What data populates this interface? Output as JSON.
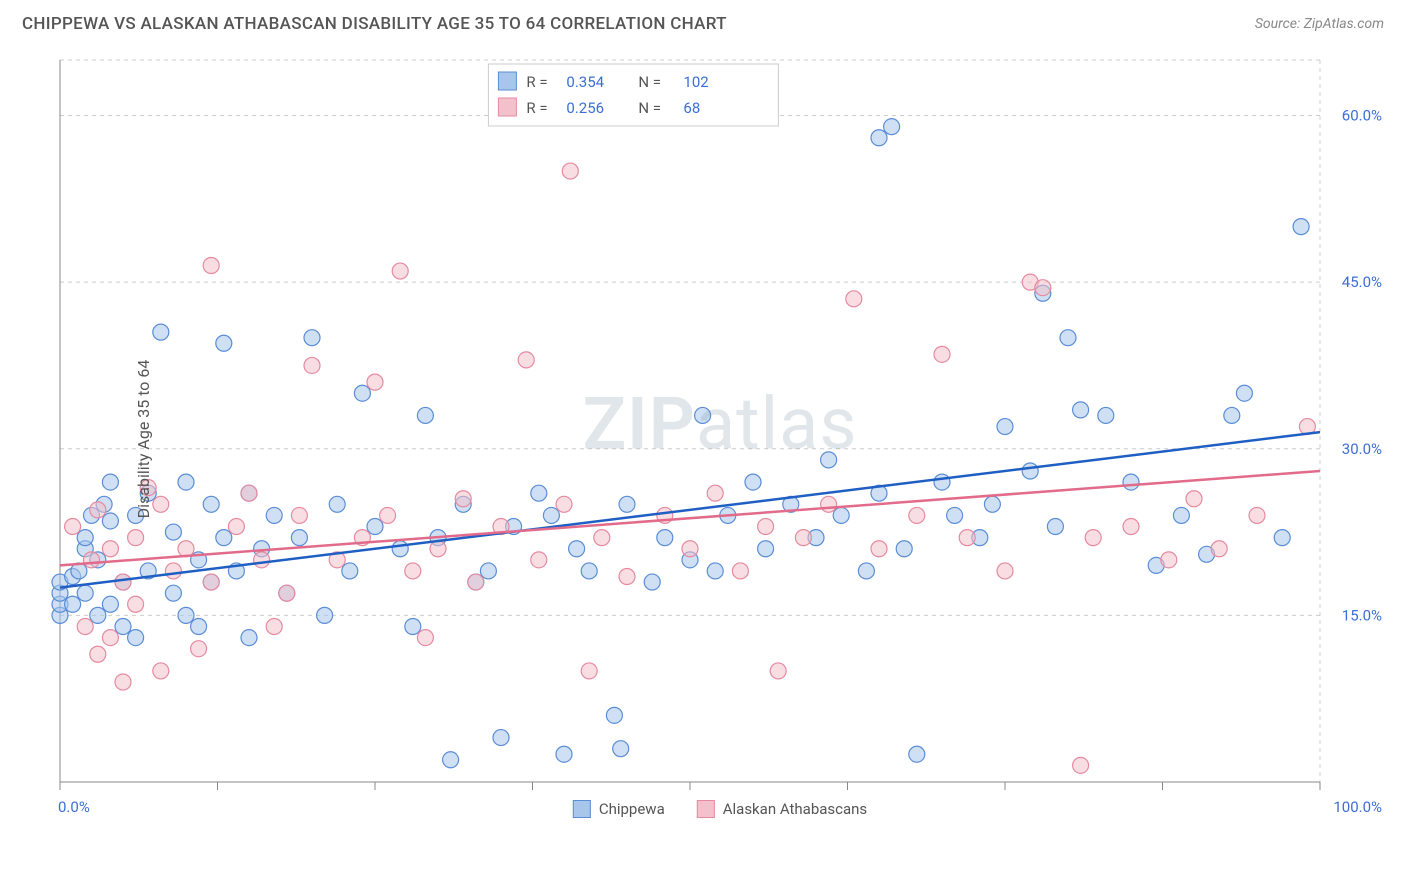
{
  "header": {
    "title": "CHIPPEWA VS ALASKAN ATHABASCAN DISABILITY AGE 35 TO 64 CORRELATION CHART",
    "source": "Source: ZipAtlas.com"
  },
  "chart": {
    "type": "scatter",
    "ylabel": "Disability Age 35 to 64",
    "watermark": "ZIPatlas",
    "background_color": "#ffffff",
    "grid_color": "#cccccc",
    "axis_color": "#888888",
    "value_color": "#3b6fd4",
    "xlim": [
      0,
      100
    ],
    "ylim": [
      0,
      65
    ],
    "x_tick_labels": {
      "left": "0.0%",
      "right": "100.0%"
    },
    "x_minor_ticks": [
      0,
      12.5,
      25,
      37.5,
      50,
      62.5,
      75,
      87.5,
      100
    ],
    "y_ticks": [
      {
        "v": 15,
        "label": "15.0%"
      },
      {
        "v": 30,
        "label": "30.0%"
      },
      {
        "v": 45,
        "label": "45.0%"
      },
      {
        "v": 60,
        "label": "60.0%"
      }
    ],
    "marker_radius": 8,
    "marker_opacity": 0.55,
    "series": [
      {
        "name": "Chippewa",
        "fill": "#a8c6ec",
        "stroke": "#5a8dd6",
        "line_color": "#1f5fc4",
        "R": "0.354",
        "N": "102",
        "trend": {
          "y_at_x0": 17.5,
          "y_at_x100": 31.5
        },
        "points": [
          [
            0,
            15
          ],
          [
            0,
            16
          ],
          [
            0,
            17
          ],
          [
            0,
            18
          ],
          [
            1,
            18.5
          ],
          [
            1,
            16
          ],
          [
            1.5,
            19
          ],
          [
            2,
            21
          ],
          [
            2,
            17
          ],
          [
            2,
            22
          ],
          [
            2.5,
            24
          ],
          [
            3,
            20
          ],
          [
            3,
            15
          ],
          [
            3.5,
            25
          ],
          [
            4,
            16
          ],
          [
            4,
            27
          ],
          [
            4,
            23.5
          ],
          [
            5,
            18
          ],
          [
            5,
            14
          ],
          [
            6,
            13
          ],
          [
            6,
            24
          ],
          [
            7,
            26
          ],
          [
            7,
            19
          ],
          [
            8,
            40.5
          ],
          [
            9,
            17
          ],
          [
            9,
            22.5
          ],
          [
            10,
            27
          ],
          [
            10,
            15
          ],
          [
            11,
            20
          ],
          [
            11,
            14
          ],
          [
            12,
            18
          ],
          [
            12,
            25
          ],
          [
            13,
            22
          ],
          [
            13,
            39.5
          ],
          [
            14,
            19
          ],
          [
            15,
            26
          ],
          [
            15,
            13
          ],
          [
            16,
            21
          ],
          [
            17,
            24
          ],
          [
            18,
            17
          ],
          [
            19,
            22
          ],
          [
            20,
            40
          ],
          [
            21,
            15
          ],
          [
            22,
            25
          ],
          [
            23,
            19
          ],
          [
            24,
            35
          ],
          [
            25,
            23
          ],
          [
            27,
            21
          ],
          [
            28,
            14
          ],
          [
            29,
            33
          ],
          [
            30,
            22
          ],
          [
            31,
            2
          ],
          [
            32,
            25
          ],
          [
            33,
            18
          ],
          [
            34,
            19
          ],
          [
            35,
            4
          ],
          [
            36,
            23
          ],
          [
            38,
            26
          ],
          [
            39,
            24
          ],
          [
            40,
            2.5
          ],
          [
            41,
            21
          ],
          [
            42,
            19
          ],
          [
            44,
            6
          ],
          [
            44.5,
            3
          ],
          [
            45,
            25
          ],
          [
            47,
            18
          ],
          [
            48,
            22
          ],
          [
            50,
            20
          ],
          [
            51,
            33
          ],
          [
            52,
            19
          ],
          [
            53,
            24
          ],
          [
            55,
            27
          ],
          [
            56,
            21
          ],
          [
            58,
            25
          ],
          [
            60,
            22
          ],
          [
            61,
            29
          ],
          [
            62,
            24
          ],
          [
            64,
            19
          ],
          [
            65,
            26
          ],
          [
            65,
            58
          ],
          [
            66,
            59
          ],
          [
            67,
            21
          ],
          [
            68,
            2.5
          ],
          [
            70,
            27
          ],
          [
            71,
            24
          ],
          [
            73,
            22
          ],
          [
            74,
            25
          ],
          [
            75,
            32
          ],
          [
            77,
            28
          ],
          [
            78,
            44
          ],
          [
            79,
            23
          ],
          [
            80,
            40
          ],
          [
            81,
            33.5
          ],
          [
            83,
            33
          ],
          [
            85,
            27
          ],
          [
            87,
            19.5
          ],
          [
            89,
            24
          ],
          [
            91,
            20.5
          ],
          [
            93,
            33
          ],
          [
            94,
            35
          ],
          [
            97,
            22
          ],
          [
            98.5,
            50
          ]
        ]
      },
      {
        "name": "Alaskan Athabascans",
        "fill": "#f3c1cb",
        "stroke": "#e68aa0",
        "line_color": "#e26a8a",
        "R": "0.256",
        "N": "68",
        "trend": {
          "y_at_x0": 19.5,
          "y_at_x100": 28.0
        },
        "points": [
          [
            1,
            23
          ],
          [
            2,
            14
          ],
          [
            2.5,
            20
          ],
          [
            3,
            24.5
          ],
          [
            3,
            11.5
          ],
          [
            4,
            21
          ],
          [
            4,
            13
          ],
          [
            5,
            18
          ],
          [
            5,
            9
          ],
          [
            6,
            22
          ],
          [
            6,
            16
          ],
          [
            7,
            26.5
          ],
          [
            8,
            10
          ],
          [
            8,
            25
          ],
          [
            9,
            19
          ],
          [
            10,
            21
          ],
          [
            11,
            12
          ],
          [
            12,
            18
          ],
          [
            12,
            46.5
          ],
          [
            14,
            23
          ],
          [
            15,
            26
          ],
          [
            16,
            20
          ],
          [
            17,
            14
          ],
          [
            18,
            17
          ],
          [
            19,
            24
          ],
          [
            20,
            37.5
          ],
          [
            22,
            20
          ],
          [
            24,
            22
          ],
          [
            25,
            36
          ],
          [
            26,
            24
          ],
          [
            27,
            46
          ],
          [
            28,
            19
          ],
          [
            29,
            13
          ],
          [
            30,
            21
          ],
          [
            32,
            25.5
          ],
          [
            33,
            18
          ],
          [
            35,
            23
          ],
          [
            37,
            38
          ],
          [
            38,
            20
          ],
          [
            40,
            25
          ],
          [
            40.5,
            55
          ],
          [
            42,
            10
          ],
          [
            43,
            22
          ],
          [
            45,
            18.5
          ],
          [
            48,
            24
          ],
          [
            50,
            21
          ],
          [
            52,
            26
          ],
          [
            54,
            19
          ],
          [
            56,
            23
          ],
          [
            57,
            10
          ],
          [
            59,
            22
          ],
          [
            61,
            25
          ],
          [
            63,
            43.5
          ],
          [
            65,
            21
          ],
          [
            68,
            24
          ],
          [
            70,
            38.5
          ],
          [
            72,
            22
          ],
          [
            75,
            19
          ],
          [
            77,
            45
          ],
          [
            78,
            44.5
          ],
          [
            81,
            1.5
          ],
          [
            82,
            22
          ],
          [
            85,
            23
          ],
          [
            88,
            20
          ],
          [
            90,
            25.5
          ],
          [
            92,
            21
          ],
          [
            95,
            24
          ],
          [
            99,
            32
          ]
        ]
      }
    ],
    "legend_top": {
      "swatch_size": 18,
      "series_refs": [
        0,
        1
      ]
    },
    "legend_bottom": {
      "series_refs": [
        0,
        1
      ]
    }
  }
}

—————

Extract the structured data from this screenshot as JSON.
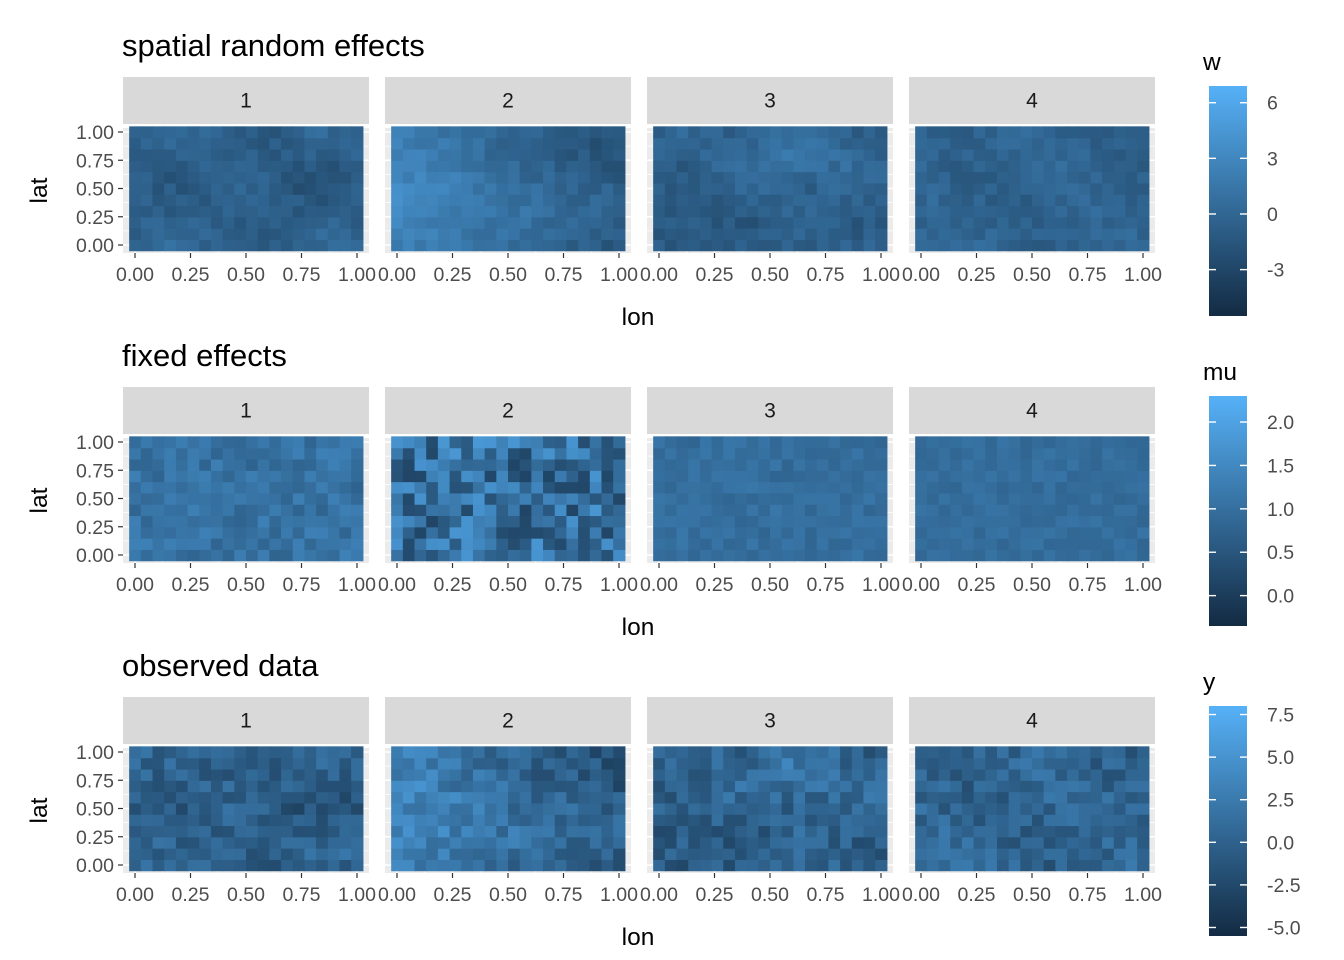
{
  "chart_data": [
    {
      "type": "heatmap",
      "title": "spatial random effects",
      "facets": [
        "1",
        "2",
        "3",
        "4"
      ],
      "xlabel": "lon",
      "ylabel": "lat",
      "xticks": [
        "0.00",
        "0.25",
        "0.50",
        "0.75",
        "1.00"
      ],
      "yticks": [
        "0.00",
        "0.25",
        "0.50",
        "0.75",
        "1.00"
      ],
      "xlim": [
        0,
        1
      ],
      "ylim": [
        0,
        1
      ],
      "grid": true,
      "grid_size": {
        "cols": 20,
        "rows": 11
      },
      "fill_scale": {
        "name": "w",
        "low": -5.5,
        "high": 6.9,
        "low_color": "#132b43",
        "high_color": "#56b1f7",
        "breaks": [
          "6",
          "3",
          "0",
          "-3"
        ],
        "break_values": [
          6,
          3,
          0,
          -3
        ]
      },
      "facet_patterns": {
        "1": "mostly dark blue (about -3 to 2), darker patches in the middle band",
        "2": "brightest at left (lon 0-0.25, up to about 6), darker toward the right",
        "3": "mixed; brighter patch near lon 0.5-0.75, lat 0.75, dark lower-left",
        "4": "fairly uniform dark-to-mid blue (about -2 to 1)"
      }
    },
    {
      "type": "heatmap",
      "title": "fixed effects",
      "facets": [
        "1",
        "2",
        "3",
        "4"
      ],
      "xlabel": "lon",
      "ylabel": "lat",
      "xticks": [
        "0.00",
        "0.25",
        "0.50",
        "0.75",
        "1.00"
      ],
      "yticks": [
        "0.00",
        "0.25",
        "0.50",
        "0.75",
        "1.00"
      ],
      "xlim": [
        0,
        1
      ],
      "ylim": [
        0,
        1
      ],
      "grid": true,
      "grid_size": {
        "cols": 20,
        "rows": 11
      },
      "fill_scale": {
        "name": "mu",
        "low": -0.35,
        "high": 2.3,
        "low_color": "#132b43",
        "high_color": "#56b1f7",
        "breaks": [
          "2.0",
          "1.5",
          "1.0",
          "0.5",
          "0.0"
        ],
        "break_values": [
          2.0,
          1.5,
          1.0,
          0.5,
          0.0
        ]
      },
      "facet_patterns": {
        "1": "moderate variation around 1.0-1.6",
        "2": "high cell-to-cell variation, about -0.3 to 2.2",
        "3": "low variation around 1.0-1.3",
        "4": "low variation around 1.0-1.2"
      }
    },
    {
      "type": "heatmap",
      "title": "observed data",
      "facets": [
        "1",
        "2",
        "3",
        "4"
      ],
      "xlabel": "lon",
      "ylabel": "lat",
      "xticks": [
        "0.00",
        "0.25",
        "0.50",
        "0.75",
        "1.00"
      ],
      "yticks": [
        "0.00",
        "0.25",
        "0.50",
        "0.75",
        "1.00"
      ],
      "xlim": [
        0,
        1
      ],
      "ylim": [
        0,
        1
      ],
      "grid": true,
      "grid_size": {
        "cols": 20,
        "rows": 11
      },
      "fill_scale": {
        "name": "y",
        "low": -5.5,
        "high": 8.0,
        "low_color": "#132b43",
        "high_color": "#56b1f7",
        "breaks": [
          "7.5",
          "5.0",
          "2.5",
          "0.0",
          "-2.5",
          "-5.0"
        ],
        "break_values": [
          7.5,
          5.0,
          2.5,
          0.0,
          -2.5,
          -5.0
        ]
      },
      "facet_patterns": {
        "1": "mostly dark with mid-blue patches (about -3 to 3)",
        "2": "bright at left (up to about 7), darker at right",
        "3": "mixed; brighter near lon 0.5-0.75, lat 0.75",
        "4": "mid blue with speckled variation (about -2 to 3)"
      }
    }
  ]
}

—————

* [TASK INSTRUCTIONS] From the material given, work out how many lines hold the string "variation"; state that number and nothing further.

* [SOLVED EXERCISE] 5